Problem requirements ::
Type the records out again in full, exactly.

Data ::

[Start]

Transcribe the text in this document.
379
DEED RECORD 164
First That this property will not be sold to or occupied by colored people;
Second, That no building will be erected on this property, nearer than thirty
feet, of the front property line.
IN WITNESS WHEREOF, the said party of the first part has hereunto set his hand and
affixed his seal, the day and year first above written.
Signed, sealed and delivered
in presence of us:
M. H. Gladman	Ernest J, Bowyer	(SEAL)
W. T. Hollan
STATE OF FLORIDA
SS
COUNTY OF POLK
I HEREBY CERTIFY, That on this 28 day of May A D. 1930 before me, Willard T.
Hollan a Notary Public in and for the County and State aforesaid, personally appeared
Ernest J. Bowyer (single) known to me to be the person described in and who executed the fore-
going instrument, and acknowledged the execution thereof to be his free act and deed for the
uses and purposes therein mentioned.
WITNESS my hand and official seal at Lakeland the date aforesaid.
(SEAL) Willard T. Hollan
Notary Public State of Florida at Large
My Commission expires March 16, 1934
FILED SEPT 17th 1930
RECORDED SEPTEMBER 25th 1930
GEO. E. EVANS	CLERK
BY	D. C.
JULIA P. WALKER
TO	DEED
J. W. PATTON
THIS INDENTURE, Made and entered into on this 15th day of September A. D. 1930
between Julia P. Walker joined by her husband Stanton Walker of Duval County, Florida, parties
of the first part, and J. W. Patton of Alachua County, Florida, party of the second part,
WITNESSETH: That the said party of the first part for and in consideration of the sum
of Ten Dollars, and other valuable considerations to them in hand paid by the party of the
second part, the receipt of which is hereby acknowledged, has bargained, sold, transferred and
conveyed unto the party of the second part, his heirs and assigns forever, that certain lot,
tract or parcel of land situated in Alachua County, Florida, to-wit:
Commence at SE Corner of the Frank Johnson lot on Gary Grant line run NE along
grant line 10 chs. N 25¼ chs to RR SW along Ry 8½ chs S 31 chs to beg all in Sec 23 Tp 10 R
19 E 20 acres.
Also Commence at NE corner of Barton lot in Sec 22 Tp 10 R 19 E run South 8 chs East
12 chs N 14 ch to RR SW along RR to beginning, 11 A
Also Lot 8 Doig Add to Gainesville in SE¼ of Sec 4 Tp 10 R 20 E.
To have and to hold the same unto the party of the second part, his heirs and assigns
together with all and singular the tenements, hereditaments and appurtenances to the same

[End]

Correct response ::
Transcribe the text in this document.
379
DEED RECORD 164
First That this property will not be sold to or occupied by colored people;
Second, That no building will be erected on this property, nearer than thirty
feet, of the front property line.
IN WITNESS WHEREOF, the said party of the first part has hereunto set his hand and
affixed his seal, the day and year first above written.
Signed, sealed and delivered
in presence of us:
M. H. Gladman	Ernest J, Bowyer	(SEAL)
W. T. Hollan
STATE OF FLORIDA
SS
COUNTY OF POLK
I HEREBY CERTIFY, That on this 28 day of May A D. 1930 before me, Willard T.
Hollan a Notary Public in and for the County and State aforesaid, personally appeared
Ernest J. Bowyer (single) known to me to be the person described in and who executed the fore-
going instrument, and acknowledged the execution thereof to be his free act and deed for the
uses and purposes therein mentioned.
WITNESS my hand and official seal at Lakeland the date aforesaid.
(SEAL) Willard T. Hollan
Notary Public State of Florida at Large
My Commission expires March 16, 1934
FILED SEPT 17th 1930
RECORDED SEPTEMBER 25th 1930
GEO. E. EVANS	CLERK
BY	D. C.
JULIA P. WALKER
TO	DEED
J. W. PATTON
THIS INDENTURE, Made and entered into on this 15th day of September A. D. 1930
between Julia P. Walker joined by her husband Stanton Walker of Duval County, Florida, parties
of the first part, and J. W. Patton of Alachua County, Florida, party of the second part,
WITNESSETH: That the said party of the first part for and in consideration of the sum
of Ten Dollars, and other valuable considerations to them in hand paid by the party of the
second part, the receipt of which is hereby acknowledged, has bargained, sold, transferred and
conveyed unto the party of the second part, his heirs and assigns forever, that certain lot,
tract or parcel of land situated in Alachua County, Florida, to-wit:
Commence at SE Corner of the Frank Johnson lot on Gary Grant line run NE along
grant line 10 chs. N 25¼ chs to RR SW along Ry 8½ chs S 31 chs to beg all in Sec 23 Tp 10 R
19 E 20 acres.
Also Commence at NE corner of Barton lot in Sec 22 Tp 10 R 19 E run South 8 chs East
12 chs N 14 ch to RR SW along RR to beginning, 11 A
Also Lot 8 Doig Add to Gainesville in SE¼ of Sec 4 Tp 10 R 20 E.
To have and to hold the same unto the party of the second part, his heirs and assigns
together with all and singular the tenements, hereditaments and appurtenances to the same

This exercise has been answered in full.